— BEGIN —
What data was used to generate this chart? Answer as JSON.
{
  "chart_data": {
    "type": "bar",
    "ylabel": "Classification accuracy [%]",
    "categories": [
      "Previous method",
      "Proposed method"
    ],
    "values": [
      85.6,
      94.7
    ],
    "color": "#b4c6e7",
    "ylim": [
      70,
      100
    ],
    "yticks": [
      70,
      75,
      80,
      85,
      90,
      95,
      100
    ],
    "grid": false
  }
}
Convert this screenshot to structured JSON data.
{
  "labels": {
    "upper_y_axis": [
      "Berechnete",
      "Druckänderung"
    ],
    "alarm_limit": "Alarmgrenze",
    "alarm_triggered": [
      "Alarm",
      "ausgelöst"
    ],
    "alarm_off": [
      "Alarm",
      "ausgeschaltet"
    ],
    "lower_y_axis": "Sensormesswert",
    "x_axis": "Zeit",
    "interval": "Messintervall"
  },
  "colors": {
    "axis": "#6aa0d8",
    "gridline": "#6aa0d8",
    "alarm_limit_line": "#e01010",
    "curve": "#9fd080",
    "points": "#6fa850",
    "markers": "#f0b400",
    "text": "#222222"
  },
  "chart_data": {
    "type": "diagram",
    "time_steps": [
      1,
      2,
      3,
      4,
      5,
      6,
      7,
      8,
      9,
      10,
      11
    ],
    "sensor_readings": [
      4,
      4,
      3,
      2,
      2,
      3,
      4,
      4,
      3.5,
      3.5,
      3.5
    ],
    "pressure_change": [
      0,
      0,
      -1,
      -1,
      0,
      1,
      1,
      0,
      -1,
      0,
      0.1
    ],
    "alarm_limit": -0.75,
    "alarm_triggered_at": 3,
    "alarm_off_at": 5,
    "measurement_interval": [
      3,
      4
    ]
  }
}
— END —
WHAT TO PRODUCE: Your task is to return the full listing exactly as it was given.

CORRECT OUTPUT:
What data was used to generate this chart? Answer as JSON.
{
  "chart_data": {
    "type": "bar",
    "ylabel": "Classification accuracy [%]",
    "categories": [
      "Previous method",
      "Proposed method"
    ],
    "values": [
      85.6,
      94.7
    ],
    "color": "#b4c6e7",
    "ylim": [
      70,
      100
    ],
    "yticks": [
      70,
      75,
      80,
      85,
      90,
      95,
      100
    ],
    "grid": false
  }
}
Convert this screenshot to structured JSON data.
{
  "labels": {
    "upper_y_axis": [
      "Berechnete",
      "Druckänderung"
    ],
    "alarm_limit": "Alarmgrenze",
    "alarm_triggered": [
      "Alarm",
      "ausgelöst"
    ],
    "alarm_off": [
      "Alarm",
      "ausgeschaltet"
    ],
    "lower_y_axis": "Sensormesswert",
    "x_axis": "Zeit",
    "interval": "Messintervall"
  },
  "colors": {
    "axis": "#6aa0d8",
    "gridline": "#6aa0d8",
    "alarm_limit_line": "#e01010",
    "curve": "#9fd080",
    "points": "#6fa850",
    "markers": "#f0b400",
    "text": "#222222"
  },
  "chart_data": {
    "type": "diagram",
    "time_steps": [
      1,
      2,
      3,
      4,
      5,
      6,
      7,
      8,
      9,
      10,
      11
    ],
    "sensor_readings": [
      4,
      4,
      3,
      2,
      2,
      3,
      4,
      4,
      3.5,
      3.5,
      3.5
    ],
    "pressure_change": [
      0,
      0,
      -1,
      -1,
      0,
      1,
      1,
      0,
      -1,
      0,
      0.1
    ],
    "alarm_limit": -0.75,
    "alarm_triggered_at": 3,
    "alarm_off_at": 5,
    "measurement_interval": [
      3,
      4
    ]
  }
}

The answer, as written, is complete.